Given records:
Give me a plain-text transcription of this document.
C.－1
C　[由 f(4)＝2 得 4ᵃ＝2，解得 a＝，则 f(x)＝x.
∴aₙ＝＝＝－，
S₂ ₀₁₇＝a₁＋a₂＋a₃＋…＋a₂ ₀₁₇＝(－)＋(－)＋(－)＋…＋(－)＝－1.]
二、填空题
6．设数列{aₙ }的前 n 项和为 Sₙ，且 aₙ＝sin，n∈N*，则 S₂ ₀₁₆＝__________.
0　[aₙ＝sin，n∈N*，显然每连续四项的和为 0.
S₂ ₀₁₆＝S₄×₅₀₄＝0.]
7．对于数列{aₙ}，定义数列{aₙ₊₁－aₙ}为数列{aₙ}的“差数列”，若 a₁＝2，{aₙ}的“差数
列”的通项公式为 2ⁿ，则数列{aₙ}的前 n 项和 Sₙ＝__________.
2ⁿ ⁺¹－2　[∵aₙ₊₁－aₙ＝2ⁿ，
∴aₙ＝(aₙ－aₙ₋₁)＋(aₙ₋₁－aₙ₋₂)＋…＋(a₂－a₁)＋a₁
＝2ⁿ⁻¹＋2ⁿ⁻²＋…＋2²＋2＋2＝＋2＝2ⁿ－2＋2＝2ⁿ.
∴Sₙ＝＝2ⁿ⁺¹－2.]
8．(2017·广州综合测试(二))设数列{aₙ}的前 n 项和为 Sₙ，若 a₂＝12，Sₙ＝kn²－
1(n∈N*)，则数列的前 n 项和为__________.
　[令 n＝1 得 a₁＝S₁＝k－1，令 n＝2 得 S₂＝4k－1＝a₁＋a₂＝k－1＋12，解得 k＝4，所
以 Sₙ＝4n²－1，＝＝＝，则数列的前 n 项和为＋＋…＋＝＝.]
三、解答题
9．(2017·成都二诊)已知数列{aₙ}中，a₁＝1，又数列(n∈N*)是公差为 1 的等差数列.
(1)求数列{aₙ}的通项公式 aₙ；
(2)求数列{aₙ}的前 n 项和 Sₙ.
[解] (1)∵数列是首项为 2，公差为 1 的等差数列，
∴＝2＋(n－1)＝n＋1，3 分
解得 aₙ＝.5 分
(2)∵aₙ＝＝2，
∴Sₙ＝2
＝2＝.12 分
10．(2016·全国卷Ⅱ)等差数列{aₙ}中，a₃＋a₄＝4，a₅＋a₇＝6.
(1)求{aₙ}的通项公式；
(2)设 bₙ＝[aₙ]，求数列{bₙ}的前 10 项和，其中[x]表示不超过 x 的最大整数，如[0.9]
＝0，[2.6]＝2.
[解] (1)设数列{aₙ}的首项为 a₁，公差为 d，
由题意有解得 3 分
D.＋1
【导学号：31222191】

What is asked:
Write out every line of the entries that holds the word "的等差数列".

Response:
9．(2017·成都二诊)已知数列{aₙ}中，a₁＝1，又数列(n∈N*)是公差为 1 的等差数列.
[解] (1)∵数列是首项为 2，公差为 1 的等差数列，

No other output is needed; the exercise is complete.